Aim of the exercise — Swap every "white-box" for "plain-box" in all of the items and change nothing else. Can you leave the pictures out when you reproduce them?

Collected data entries —
=====

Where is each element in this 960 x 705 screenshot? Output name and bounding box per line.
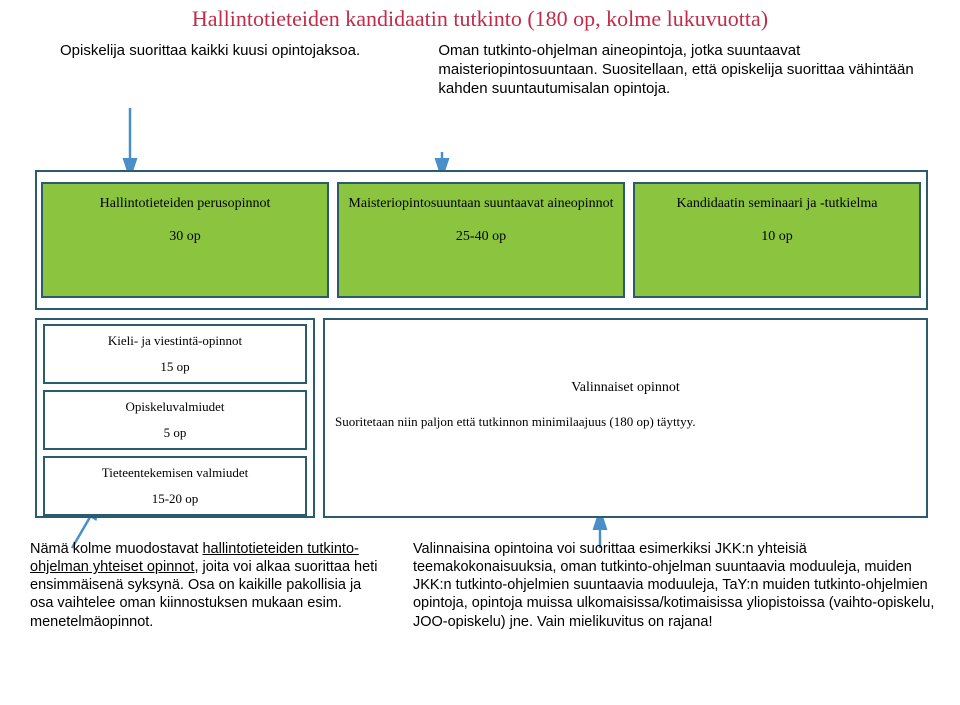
intro-right-text: Oman tutkinto-ohjelman aineopintoja, jot… (438, 42, 920, 98)
bottom-row: Nämä kolme muodostavat hallintotieteiden… (30, 540, 935, 631)
white-box-2-label: Tieteentekemisen valmiudet (49, 466, 301, 481)
green-box-0-label: Hallintotieteiden perusopinnot (49, 196, 321, 213)
white-box-0: Kieli- ja viestintä-opinnot 15 op (43, 324, 307, 384)
green-box-1-label: Maisteriopintosuuntaan suuntaavat aineop… (345, 196, 617, 213)
white-box-0-label: Kieli- ja viestintä-opinnot (49, 334, 301, 349)
green-box-2-credits: 10 op (641, 229, 913, 245)
green-box-2-label: Kandidaatin seminaari ja -tutkielma (641, 196, 913, 213)
white-box-1-credits: 5 op (49, 425, 301, 441)
bottom-left-prefix: Nämä kolme muodostavat (30, 541, 202, 557)
bottom-left-paragraph: Nämä kolme muodostavat hallintotieteiden… (30, 540, 383, 631)
valinnaiset-subtitle: Suoritetaan niin paljon että tutkinnon m… (335, 414, 915, 430)
intro-row: Opiskelija suorittaa kaikki kuusi opinto… (0, 32, 960, 104)
title-text: Hallintotieteiden kandidaatin tutkinto (… (192, 6, 768, 31)
white-box-1: Opiskeluvalmiudet 5 op (43, 390, 307, 450)
green-box-1: Maisteriopintosuuntaan suuntaavat aineop… (337, 182, 625, 298)
white-box-1-label: Opiskeluvalmiudet (49, 400, 301, 415)
bottom-right-paragraph: Valinnaisina opintoina voi suorittaa esi… (413, 540, 935, 631)
green-box-0-credits: 30 op (49, 229, 321, 245)
white-box-0-credits: 15 op (49, 359, 301, 375)
white-box-2: Tieteentekemisen valmiudet 15-20 op (43, 456, 307, 516)
green-box-1-credits: 25-40 op (345, 229, 617, 245)
white-box-2-credits: 15-20 op (49, 491, 301, 507)
green-box-2: Kandidaatin seminaari ja -tutkielma 10 o… (633, 182, 921, 298)
diagram: Hallintotieteiden perusopinnot 30 op Mai… (35, 170, 928, 520)
intro-left-text: Opiskelija suorittaa kaikki kuusi opinto… (60, 42, 438, 98)
valinnaiset-title: Valinnaiset opinnot (323, 380, 928, 396)
green-box-0: Hallintotieteiden perusopinnot 30 op (41, 182, 329, 298)
page-title: Hallintotieteiden kandidaatin tutkinto (… (0, 0, 960, 32)
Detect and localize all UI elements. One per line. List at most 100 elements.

=====

Response —
Where is each element in this 960 x 705 screenshot? Output name and bounding box per line.
intro-right-text: Oman tutkinto-ohjelman aineopintoja, jot… (438, 42, 920, 98)
bottom-row: Nämä kolme muodostavat hallintotieteiden… (30, 540, 935, 631)
plain-box-2-label: Tieteentekemisen valmiudet (49, 466, 301, 481)
green-box-0-label: Hallintotieteiden perusopinnot (49, 196, 321, 213)
plain-box-0: Kieli- ja viestintä-opinnot 15 op (43, 324, 307, 384)
green-box-1-label: Maisteriopintosuuntaan suuntaavat aineop… (345, 196, 617, 213)
plain-box-0-label: Kieli- ja viestintä-opinnot (49, 334, 301, 349)
green-box-2-credits: 10 op (641, 229, 913, 245)
green-box-2-label: Kandidaatin seminaari ja -tutkielma (641, 196, 913, 213)
plain-box-1-credits: 5 op (49, 425, 301, 441)
bottom-left-prefix: Nämä kolme muodostavat (30, 541, 202, 557)
bottom-left-paragraph: Nämä kolme muodostavat hallintotieteiden… (30, 540, 383, 631)
valinnaiset-subtitle: Suoritetaan niin paljon että tutkinnon m… (335, 414, 915, 430)
intro-row: Opiskelija suorittaa kaikki kuusi opinto… (0, 32, 960, 104)
title-text: Hallintotieteiden kandidaatin tutkinto (… (192, 6, 768, 31)
plain-box-1: Opiskeluvalmiudet 5 op (43, 390, 307, 450)
green-box-1: Maisteriopintosuuntaan suuntaavat aineop… (337, 182, 625, 298)
plain-box-1-label: Opiskeluvalmiudet (49, 400, 301, 415)
bottom-right-paragraph: Valinnaisina opintoina voi suorittaa esi… (413, 540, 935, 631)
green-box-0-credits: 30 op (49, 229, 321, 245)
plain-box-0-credits: 15 op (49, 359, 301, 375)
plain-box-2: Tieteentekemisen valmiudet 15-20 op (43, 456, 307, 516)
green-box-1-credits: 25-40 op (345, 229, 617, 245)
plain-box-2-credits: 15-20 op (49, 491, 301, 507)
green-box-2: Kandidaatin seminaari ja -tutkielma 10 o… (633, 182, 921, 298)
diagram: Hallintotieteiden perusopinnot 30 op Mai… (35, 170, 928, 520)
intro-left-text: Opiskelija suorittaa kaikki kuusi opinto… (60, 42, 438, 98)
valinnaiset-title: Valinnaiset opinnot (323, 380, 928, 396)
green-box-0: Hallintotieteiden perusopinnot 30 op (41, 182, 329, 298)
page-title: Hallintotieteiden kandidaatin tutkinto (… (0, 0, 960, 32)
Detect and localize all UI elements. One per line. List at most 100 elements.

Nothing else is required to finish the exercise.